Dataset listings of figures
— begin —

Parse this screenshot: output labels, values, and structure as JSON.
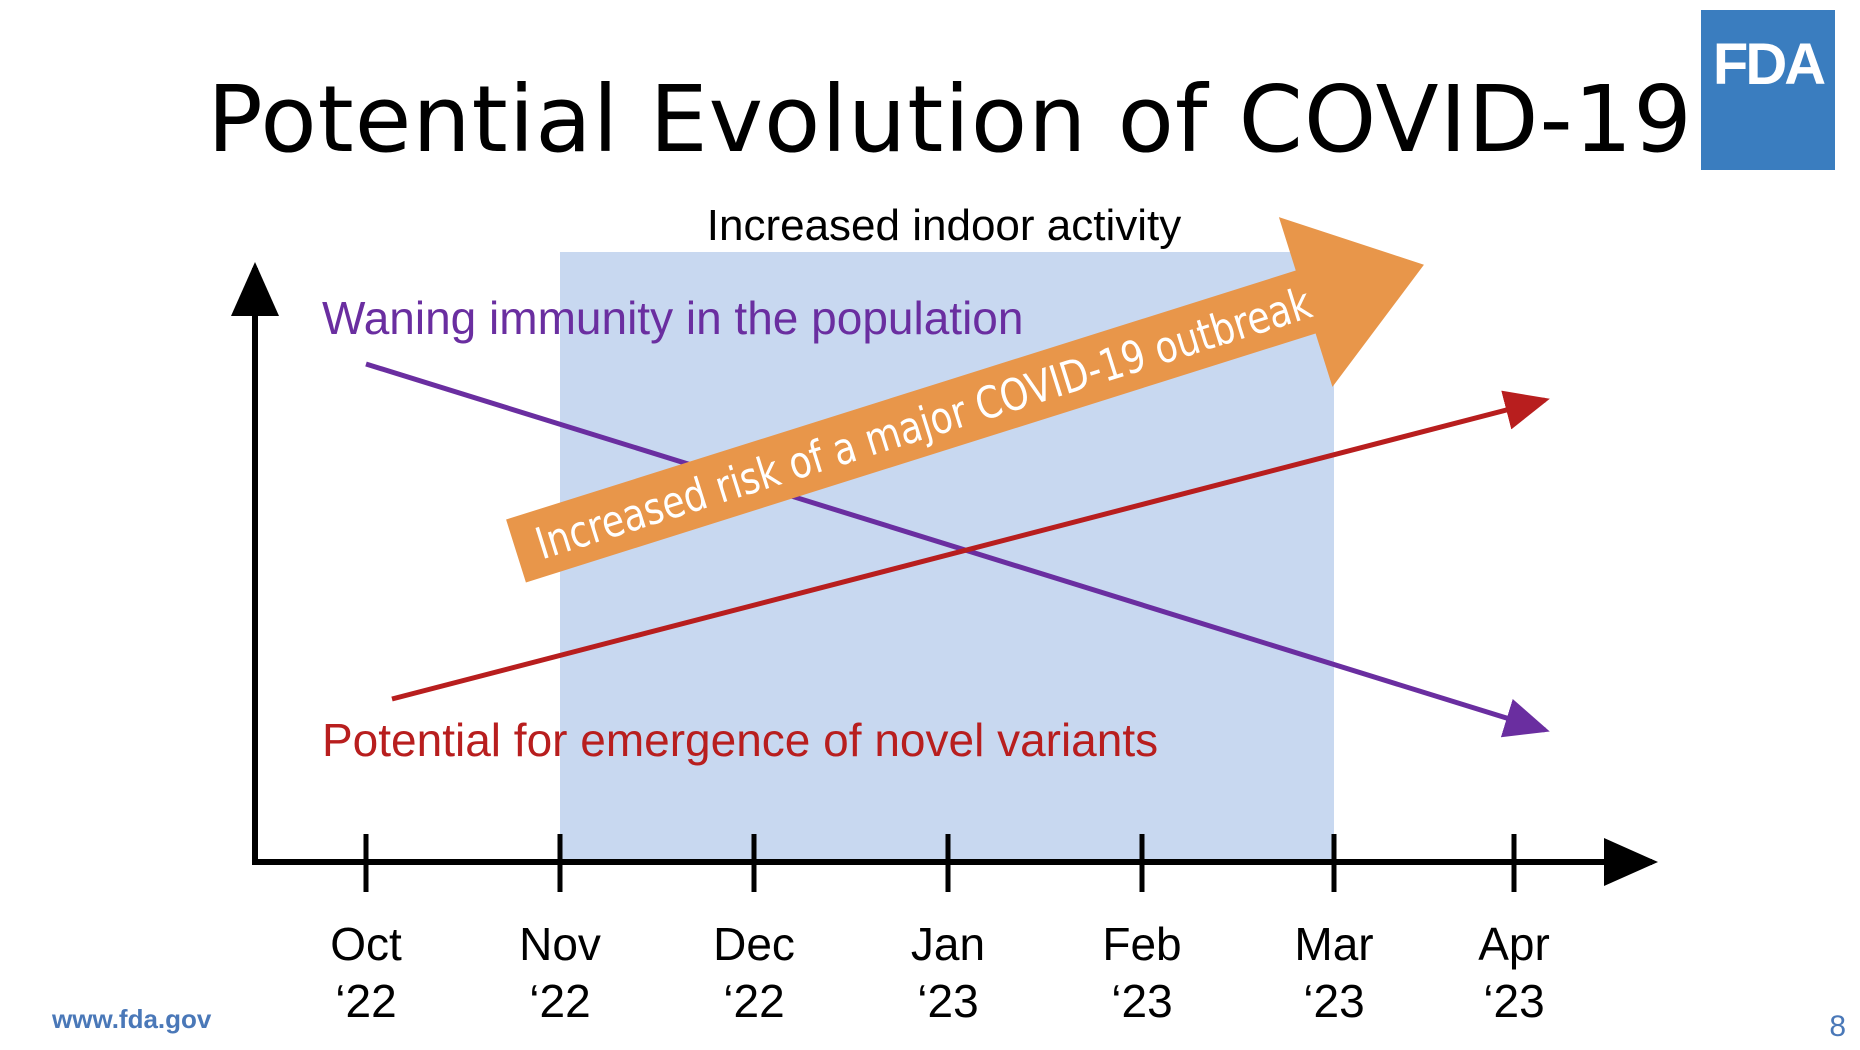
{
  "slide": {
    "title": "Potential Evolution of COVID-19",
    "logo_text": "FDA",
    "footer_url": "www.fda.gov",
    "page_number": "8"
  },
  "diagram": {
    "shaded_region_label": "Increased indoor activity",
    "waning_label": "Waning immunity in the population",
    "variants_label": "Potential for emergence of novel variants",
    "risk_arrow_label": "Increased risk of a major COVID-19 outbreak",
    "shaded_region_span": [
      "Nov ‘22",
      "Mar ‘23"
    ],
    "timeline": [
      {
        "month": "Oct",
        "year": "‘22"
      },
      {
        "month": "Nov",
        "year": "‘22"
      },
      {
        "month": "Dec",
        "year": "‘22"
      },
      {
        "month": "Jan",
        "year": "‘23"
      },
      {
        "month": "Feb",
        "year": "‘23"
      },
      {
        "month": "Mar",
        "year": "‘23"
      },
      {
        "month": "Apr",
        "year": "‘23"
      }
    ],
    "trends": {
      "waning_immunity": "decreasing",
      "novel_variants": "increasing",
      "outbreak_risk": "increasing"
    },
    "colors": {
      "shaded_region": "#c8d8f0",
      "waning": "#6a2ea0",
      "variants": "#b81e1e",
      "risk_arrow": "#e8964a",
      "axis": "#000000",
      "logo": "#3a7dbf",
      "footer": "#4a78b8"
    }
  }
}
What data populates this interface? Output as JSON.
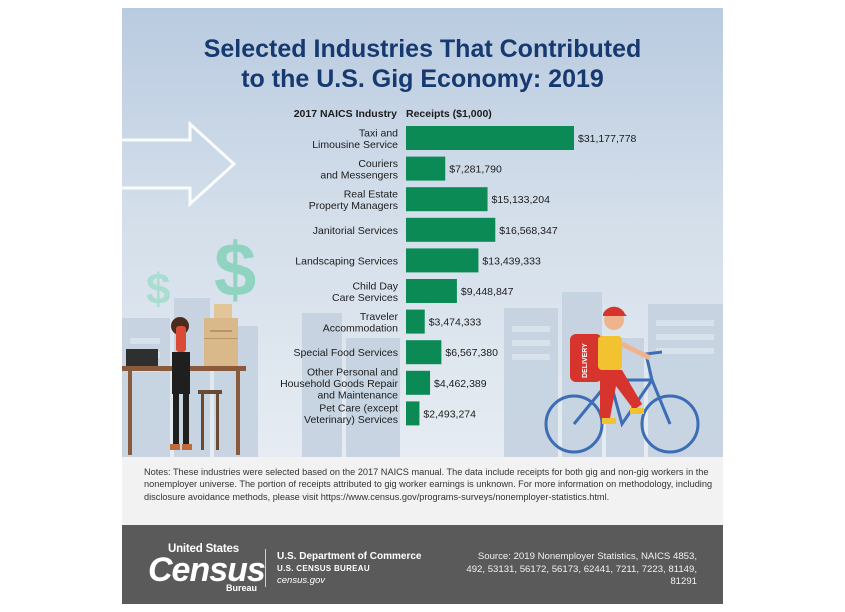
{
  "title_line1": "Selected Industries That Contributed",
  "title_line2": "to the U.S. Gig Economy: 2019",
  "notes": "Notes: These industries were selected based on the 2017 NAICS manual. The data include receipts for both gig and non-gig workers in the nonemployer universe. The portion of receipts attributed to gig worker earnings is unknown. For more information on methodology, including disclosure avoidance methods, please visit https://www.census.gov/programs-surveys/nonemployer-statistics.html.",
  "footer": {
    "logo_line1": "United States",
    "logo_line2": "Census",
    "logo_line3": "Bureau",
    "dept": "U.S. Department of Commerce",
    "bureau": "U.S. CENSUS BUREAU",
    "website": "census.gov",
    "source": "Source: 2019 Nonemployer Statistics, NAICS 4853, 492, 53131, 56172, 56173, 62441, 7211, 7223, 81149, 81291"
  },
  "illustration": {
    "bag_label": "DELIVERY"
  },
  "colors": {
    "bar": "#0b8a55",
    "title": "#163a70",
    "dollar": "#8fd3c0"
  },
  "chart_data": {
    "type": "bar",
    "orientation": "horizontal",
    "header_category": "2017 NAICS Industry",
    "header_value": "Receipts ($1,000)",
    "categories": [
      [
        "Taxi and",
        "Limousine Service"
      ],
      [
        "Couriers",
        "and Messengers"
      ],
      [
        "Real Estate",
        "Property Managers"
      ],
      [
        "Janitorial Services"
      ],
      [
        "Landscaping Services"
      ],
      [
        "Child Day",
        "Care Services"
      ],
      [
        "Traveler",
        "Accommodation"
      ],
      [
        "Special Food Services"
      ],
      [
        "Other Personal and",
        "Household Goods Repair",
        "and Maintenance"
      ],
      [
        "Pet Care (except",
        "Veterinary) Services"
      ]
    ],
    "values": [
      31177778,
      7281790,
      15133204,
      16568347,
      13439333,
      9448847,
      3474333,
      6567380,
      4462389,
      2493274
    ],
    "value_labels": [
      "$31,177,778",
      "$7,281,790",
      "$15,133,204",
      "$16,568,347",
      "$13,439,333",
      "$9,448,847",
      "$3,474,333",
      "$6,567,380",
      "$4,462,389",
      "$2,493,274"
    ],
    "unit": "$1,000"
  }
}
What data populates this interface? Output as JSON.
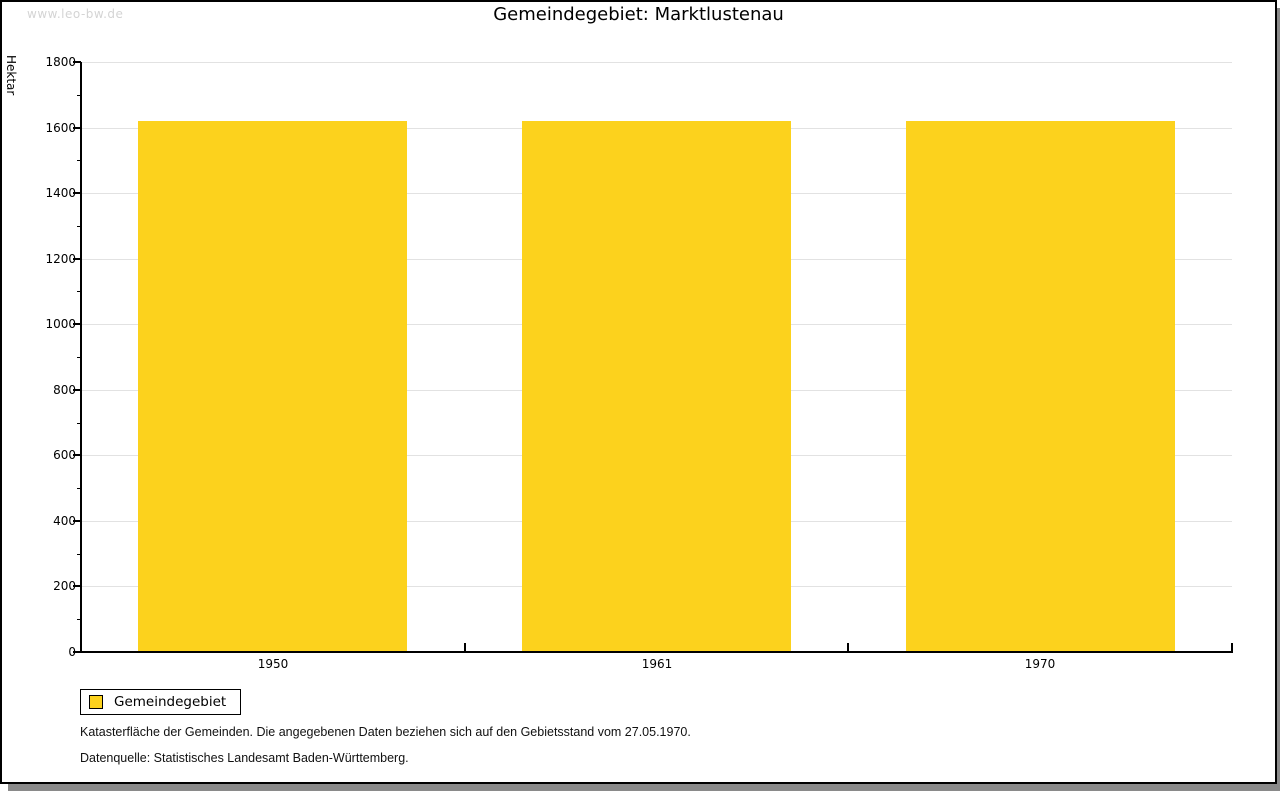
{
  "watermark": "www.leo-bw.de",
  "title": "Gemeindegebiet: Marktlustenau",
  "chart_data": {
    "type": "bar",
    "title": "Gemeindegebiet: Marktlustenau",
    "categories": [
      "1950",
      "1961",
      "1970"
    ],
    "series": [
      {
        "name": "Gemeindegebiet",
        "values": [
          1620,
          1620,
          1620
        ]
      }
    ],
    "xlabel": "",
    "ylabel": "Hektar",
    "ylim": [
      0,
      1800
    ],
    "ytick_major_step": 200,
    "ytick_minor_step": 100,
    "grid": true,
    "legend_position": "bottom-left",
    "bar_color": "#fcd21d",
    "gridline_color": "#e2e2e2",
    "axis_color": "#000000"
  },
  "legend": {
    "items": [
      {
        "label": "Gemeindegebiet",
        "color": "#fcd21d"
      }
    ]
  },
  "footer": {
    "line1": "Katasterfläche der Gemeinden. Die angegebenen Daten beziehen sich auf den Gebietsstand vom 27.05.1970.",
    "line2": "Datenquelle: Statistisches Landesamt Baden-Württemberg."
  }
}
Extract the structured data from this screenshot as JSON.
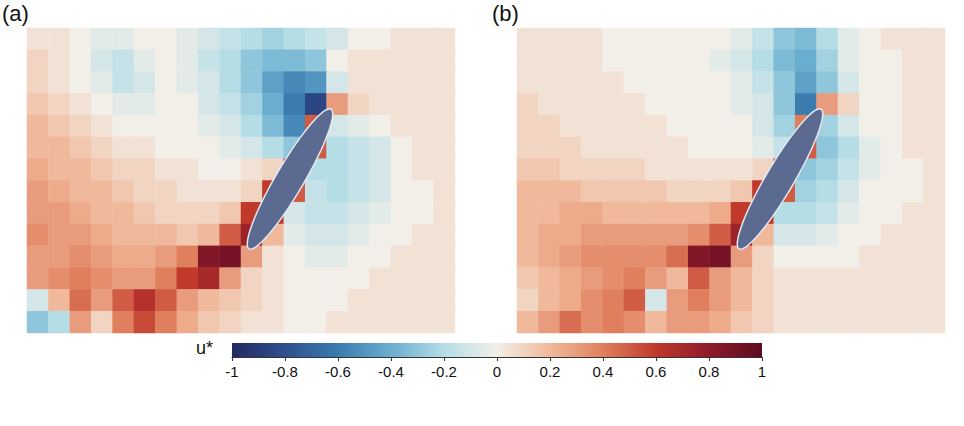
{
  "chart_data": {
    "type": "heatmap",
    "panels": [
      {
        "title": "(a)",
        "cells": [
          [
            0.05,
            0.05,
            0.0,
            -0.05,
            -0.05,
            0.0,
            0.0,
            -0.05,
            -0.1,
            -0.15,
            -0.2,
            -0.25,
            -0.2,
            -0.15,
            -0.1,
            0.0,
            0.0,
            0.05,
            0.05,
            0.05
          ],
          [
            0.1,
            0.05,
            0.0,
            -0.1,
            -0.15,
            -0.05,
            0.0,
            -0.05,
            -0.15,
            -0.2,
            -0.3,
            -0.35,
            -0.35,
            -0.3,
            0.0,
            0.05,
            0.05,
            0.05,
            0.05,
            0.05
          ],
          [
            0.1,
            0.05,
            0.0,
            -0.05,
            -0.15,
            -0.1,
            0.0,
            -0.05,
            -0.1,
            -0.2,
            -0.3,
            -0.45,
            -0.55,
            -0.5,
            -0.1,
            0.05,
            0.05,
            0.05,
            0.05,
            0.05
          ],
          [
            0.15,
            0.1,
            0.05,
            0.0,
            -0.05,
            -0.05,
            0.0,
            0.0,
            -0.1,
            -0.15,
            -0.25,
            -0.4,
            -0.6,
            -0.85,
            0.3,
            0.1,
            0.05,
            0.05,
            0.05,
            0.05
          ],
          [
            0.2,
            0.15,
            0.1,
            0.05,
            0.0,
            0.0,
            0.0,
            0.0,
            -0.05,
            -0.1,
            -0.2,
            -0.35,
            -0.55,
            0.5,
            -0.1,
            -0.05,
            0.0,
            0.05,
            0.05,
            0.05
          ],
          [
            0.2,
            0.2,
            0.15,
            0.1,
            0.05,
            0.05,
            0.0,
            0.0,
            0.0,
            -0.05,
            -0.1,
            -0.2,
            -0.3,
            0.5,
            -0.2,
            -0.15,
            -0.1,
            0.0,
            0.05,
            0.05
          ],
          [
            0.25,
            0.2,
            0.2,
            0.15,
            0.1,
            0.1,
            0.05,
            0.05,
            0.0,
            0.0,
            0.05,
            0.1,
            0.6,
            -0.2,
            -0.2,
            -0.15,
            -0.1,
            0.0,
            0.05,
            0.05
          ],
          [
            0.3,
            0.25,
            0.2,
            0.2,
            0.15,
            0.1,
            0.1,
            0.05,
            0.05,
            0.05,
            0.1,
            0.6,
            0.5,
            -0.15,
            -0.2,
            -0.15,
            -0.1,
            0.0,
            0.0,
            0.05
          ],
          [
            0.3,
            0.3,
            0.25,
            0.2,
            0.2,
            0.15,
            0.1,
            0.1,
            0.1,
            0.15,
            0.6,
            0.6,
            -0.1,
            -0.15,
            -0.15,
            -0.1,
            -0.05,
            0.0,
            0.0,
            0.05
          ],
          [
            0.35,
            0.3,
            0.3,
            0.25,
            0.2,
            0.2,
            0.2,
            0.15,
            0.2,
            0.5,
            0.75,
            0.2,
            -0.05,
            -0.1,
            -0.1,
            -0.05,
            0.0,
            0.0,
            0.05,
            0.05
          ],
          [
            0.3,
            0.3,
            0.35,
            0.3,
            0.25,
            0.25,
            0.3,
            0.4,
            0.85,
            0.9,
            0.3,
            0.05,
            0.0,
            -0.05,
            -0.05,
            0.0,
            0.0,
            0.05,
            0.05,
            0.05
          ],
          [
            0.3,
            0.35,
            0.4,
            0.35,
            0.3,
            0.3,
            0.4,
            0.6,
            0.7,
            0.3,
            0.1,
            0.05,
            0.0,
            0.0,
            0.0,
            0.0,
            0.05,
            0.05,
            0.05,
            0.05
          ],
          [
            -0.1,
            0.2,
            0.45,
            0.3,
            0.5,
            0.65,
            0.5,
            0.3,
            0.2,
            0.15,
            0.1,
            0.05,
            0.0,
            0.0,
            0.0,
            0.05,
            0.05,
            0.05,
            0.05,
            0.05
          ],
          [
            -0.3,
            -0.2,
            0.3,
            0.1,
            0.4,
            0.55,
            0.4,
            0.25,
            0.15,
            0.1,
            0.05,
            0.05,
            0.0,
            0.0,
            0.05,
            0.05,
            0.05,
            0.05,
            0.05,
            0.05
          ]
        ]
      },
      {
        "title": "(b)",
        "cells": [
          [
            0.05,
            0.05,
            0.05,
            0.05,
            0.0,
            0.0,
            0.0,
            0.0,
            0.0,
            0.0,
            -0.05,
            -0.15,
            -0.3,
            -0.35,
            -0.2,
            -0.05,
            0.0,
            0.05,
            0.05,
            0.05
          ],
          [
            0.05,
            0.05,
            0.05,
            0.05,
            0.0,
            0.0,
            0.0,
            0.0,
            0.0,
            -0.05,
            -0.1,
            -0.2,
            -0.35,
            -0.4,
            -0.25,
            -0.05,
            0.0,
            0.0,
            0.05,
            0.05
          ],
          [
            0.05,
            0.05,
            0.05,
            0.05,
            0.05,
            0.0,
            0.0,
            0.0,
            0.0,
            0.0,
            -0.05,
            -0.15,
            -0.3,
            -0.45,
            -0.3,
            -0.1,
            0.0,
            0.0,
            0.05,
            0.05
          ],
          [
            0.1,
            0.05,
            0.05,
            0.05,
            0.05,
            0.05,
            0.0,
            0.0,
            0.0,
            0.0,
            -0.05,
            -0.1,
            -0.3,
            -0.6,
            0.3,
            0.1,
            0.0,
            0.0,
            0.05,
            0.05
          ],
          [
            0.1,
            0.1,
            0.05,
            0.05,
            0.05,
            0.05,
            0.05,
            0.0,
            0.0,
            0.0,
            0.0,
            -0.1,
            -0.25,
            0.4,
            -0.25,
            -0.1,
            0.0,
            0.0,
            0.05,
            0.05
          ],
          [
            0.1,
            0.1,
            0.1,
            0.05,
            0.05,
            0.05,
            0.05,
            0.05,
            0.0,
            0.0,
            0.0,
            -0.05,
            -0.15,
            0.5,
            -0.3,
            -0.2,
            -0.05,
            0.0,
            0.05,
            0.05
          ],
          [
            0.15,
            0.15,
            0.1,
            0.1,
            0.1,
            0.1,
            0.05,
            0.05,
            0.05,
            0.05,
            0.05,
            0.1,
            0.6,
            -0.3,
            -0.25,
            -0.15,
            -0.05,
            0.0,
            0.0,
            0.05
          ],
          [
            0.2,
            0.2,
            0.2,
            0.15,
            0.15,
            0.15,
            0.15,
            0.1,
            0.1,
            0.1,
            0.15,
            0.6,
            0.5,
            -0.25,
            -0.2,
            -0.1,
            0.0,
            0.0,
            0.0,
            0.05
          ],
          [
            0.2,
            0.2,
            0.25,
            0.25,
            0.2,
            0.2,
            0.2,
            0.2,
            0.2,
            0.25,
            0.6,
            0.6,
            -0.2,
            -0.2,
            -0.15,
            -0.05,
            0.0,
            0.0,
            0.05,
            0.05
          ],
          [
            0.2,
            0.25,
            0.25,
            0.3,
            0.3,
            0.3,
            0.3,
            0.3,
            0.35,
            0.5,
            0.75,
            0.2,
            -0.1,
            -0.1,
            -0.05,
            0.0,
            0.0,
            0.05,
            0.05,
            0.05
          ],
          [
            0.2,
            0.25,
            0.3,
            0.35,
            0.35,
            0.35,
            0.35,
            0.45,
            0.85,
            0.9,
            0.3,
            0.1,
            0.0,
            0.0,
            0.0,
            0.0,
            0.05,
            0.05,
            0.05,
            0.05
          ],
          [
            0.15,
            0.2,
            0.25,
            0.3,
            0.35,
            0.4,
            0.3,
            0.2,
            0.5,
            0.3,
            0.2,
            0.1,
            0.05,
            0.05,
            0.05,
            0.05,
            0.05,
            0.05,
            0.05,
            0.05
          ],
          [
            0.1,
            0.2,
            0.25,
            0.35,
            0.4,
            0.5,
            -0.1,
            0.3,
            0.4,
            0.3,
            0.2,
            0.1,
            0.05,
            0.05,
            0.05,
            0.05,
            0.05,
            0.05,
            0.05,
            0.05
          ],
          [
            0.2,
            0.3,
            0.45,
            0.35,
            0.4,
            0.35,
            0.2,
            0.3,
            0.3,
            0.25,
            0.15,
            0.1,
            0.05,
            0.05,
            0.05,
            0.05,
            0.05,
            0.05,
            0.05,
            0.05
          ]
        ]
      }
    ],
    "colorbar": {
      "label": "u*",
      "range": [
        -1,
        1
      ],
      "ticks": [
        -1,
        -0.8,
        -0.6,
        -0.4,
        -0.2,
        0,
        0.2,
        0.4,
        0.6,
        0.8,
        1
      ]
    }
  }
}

— end —

▶ OBJECTIVE:
List all lines where "NAICS" occurs.

▶ IN RESPONSE:
  "notes": "Notes: These industries were selected based on the 2017 NAICS manual. The data include receipts for both gig and non-gig workers in the nonemployer universe. The portion of receipts attributed to gig worker earnings is unknown. For more information on methodology, including disclosure avoidance methods, please visit https://www.census.gov/programs-surveys/nonemployer-statistics.html.",
    "source": "Source: 2019 Nonemployer Statistics, NAICS 4853, 492, 53131, 56172, 56173, 62441, 7211, 7223, 81149, 81291"
    "header_category": "2017 NAICS Industry",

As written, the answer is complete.